DO THIS >> Among the lines of this listing, determine how many contain the string "rain". Answer with the number only.

(Stored data)

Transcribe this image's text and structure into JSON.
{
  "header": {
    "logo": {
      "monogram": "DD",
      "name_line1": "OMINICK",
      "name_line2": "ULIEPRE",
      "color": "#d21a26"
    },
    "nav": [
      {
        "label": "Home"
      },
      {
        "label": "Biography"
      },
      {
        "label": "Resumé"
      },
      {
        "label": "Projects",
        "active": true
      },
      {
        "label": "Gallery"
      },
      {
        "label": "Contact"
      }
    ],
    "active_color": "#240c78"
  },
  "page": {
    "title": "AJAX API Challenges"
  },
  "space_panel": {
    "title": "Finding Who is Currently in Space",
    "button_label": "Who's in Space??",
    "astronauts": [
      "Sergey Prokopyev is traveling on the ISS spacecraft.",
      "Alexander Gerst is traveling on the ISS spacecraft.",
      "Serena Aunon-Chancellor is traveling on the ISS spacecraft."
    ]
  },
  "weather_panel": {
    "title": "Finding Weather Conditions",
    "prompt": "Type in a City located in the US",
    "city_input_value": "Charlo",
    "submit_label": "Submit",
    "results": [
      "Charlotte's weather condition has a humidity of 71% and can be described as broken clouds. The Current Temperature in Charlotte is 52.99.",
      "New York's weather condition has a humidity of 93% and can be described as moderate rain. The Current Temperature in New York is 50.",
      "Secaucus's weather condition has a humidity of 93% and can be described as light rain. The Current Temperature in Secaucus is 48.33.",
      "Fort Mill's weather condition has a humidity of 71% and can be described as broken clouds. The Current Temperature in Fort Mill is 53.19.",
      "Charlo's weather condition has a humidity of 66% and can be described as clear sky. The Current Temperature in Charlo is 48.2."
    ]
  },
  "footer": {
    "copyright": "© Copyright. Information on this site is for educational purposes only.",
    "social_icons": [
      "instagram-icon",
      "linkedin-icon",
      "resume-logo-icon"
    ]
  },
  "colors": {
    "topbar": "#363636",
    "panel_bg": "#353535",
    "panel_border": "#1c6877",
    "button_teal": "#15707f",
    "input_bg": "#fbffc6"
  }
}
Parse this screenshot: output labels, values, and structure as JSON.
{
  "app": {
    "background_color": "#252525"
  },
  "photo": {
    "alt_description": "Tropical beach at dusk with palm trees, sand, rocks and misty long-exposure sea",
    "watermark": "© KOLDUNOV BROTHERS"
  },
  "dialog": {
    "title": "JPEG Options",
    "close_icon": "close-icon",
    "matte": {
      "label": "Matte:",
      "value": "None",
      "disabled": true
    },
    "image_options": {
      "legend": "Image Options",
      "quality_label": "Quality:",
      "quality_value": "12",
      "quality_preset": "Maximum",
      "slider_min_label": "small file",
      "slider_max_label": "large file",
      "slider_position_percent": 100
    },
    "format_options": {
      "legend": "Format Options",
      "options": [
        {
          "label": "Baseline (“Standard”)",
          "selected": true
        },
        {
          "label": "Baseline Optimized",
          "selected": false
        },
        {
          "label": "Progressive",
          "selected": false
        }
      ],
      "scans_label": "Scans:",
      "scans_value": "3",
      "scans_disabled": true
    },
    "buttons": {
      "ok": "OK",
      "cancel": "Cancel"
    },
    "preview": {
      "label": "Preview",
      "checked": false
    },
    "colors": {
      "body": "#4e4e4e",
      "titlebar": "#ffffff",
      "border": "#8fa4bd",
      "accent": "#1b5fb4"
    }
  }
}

EXERCISE RESULT >> 2